◆ **Exercise details**:
Can you reproduce every entry below word for word, leaving each line unchanged?

Entries from a dataset:
##########

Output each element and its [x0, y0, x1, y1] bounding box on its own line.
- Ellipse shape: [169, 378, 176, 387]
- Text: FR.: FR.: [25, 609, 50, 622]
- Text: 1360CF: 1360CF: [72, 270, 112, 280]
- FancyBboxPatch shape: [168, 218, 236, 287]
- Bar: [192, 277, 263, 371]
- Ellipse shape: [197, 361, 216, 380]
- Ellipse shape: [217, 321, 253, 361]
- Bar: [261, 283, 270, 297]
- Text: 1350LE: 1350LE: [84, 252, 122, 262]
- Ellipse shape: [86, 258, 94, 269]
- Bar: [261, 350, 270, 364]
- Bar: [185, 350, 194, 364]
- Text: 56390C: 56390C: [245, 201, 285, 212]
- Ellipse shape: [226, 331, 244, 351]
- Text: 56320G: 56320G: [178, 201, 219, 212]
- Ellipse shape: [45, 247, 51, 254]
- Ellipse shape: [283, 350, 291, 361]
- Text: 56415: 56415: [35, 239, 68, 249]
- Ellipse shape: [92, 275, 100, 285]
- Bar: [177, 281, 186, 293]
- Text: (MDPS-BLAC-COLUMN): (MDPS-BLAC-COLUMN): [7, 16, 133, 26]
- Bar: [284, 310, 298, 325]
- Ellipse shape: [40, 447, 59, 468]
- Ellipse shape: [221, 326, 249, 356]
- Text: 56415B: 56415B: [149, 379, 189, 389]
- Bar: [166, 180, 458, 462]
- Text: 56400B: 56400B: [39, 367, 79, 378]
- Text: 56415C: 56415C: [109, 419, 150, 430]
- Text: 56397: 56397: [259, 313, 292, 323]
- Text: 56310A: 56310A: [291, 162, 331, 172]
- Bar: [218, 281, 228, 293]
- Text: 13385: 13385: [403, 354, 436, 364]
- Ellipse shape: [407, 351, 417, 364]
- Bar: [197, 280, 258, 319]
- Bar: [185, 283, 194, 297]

##########

◆ **Answer to this task**:
Output each element and its [x0, y0, x1, y1] bounding box on its own line.
- Ellipse shape: [169, 378, 176, 387]
- Text: FR.: FR.: [25, 609, 50, 622]
- Text: 1360CF: 1360CF: [72, 270, 112, 280]
- FancyBboxPatch shape: [168, 218, 236, 287]
- Bar: [192, 277, 263, 371]
- Ellipse shape: [197, 361, 216, 380]
- Ellipse shape: [217, 321, 253, 361]
- Bar: [261, 283, 270, 297]
- Text: 1350LE: 1350LE: [84, 252, 122, 262]
- Ellipse shape: [86, 258, 94, 269]
- Bar: [261, 350, 270, 364]
- Bar: [185, 350, 194, 364]
- Text: 56390C: 56390C: [245, 201, 285, 212]
- Ellipse shape: [226, 331, 244, 351]
- Text: 56320G: 56320G: [178, 201, 219, 212]
- Ellipse shape: [45, 247, 51, 254]
- Ellipse shape: [283, 350, 291, 361]
- Text: 56415: 56415: [35, 239, 68, 249]
- Ellipse shape: [92, 275, 100, 285]
- Bar: [177, 281, 186, 293]
- Text: (MDPS-BLAC-COLUMN): (MDPS-BLAC-COLUMN): [7, 16, 133, 26]
- Bar: [284, 310, 298, 325]
- Ellipse shape: [40, 447, 59, 468]
- Ellipse shape: [221, 326, 249, 356]
- Text: 56415B: 56415B: [149, 379, 189, 389]
- Bar: [166, 180, 458, 462]
- Text: 56400B: 56400B: [39, 367, 79, 378]
- Text: 56415C: 56415C: [109, 419, 150, 430]
- Text: 56397: 56397: [259, 313, 292, 323]
- Text: 56310A: 56310A: [291, 162, 331, 172]
- Bar: [218, 281, 228, 293]
- Text: 13385: 13385: [403, 354, 436, 364]
- Ellipse shape: [407, 351, 417, 364]
- Bar: [197, 280, 258, 319]
- Bar: [185, 283, 194, 297]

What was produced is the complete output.